• **Work instructions**
Extract and list every line that contains the word "this".

• **Task inputs**
▼
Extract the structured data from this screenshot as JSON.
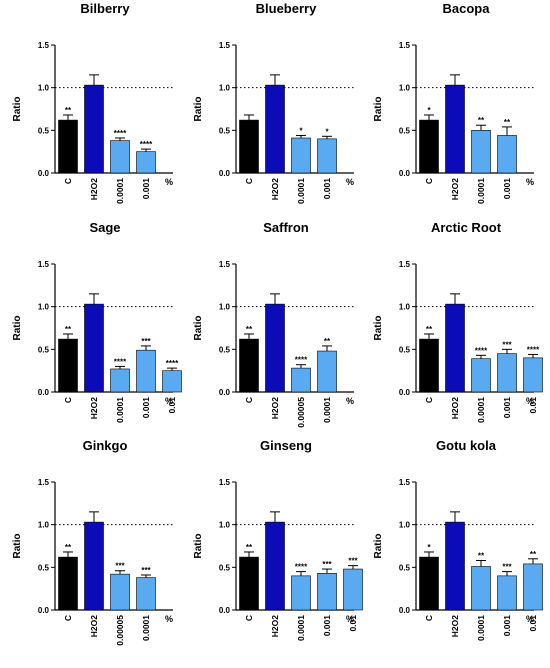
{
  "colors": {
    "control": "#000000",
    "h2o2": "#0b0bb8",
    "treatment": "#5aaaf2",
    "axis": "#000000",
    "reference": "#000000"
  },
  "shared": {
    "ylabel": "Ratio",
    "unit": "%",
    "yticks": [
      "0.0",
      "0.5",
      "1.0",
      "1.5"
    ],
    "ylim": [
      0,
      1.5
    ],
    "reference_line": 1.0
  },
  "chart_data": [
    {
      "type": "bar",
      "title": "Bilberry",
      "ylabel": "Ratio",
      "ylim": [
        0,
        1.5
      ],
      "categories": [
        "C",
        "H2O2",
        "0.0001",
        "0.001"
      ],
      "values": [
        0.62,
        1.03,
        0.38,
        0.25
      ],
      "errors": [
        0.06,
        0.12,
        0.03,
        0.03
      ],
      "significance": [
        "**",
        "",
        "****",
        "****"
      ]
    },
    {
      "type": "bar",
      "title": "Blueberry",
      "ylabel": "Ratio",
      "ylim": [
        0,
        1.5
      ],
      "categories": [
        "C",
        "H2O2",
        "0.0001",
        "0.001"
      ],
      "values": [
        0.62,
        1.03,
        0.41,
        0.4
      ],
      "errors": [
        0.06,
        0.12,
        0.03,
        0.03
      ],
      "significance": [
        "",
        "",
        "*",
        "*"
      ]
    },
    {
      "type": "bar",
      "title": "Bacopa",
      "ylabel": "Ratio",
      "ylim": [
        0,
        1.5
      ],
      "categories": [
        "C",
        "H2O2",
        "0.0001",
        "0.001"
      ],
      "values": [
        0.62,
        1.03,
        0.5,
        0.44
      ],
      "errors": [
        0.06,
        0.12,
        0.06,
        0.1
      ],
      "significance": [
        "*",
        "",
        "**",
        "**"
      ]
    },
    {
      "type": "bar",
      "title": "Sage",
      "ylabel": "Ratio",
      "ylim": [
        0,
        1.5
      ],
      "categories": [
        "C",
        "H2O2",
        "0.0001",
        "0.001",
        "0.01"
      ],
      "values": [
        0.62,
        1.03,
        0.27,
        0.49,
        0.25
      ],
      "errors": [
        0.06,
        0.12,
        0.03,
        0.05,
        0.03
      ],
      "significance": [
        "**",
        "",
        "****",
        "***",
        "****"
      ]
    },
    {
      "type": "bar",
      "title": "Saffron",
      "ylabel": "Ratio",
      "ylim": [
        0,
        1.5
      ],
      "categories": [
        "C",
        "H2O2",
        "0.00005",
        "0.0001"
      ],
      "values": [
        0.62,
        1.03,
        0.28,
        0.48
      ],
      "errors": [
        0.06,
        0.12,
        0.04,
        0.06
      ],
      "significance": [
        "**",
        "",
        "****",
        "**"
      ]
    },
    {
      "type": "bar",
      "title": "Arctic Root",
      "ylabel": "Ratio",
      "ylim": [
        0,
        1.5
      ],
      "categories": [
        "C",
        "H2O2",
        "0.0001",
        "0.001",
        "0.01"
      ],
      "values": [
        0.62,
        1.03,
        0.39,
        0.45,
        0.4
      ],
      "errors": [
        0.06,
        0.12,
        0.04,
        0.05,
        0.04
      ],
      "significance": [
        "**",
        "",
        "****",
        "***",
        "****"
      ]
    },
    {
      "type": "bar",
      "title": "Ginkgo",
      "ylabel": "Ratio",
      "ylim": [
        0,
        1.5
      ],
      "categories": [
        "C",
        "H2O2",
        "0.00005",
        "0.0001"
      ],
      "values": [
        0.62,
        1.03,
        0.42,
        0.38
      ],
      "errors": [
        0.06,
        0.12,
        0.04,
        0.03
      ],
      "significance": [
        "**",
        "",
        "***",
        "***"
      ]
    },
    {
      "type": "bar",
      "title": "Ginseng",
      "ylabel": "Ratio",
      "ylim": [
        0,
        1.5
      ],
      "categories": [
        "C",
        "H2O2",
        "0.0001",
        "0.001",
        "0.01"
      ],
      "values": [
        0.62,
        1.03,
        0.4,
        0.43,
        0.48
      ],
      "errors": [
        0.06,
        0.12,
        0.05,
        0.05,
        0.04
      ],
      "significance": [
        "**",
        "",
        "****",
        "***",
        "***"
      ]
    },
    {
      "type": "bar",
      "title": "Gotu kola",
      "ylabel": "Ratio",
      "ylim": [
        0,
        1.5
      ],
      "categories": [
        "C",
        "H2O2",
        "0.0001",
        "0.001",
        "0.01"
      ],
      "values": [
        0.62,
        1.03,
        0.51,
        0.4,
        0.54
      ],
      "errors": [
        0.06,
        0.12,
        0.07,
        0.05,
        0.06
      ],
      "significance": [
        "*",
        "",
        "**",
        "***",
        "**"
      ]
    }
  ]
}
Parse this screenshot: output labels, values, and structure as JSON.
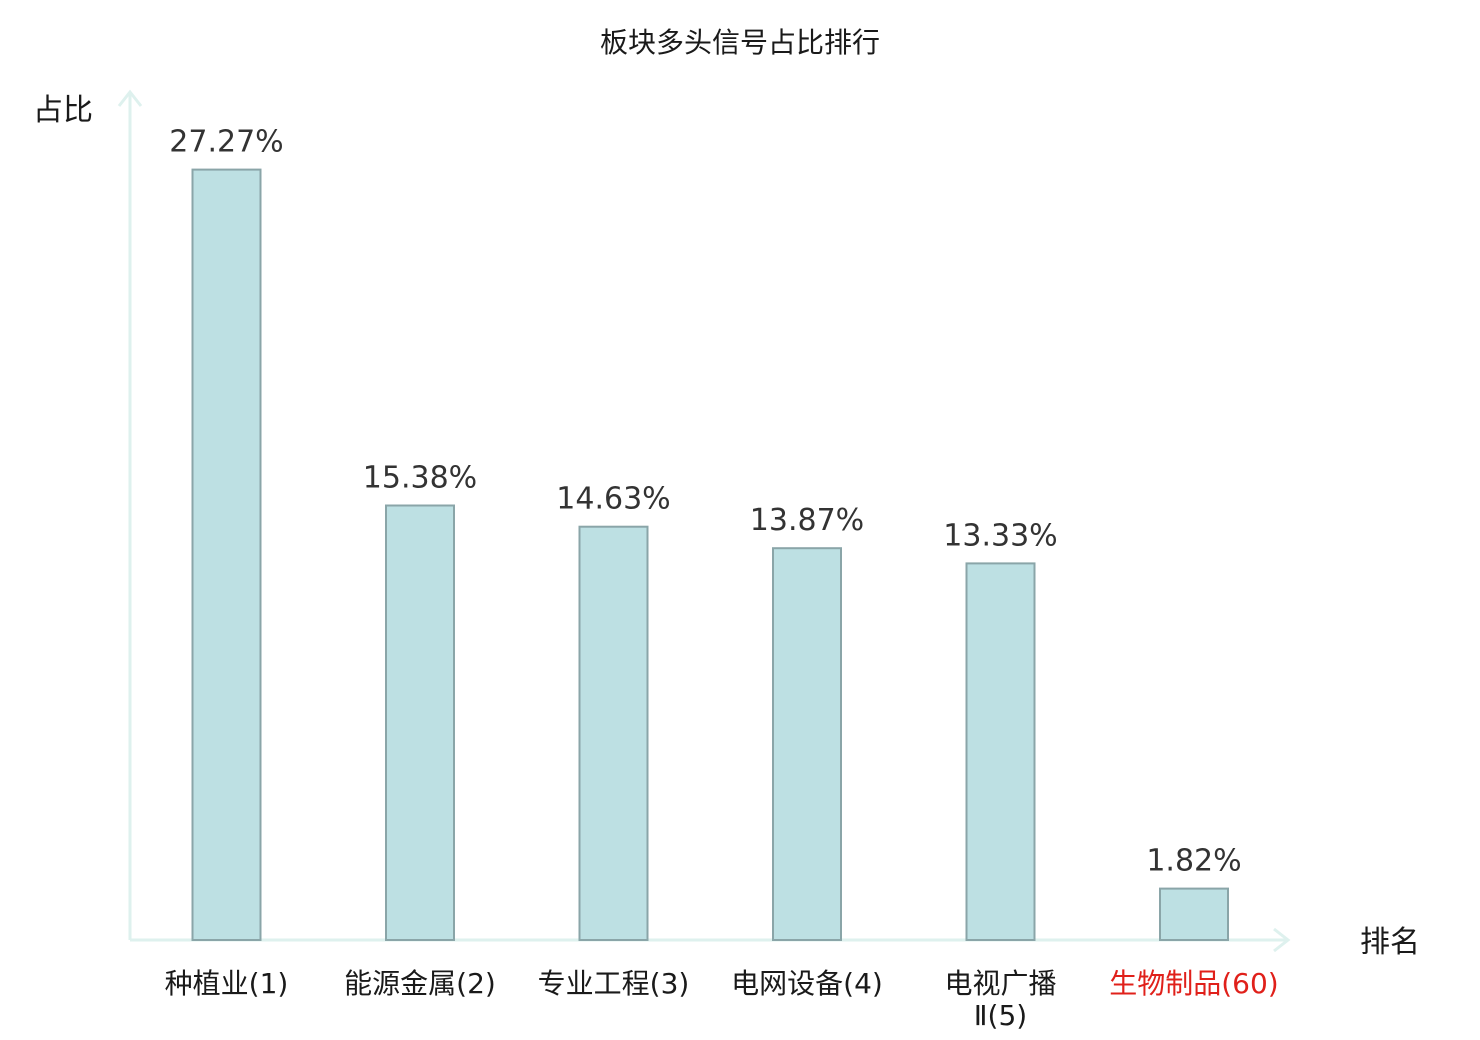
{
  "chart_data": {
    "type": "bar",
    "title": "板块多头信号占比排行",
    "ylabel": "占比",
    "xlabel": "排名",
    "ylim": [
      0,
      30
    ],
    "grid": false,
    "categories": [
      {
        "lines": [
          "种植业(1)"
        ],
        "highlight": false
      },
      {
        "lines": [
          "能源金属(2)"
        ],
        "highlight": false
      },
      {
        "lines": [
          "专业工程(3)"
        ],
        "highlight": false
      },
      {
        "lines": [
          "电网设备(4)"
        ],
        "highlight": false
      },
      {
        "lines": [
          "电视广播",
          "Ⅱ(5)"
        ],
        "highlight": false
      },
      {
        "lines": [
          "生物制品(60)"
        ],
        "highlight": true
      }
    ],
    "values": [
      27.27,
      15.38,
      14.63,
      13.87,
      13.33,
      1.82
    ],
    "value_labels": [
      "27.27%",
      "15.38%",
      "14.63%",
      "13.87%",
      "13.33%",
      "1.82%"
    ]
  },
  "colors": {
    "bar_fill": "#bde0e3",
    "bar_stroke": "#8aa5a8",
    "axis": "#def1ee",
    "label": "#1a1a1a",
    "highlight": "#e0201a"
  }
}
▲
• **Output of the task**
Extract the structured data from this screenshot as JSON.
Parse this screenshot: output labels, values, and structure as JSON.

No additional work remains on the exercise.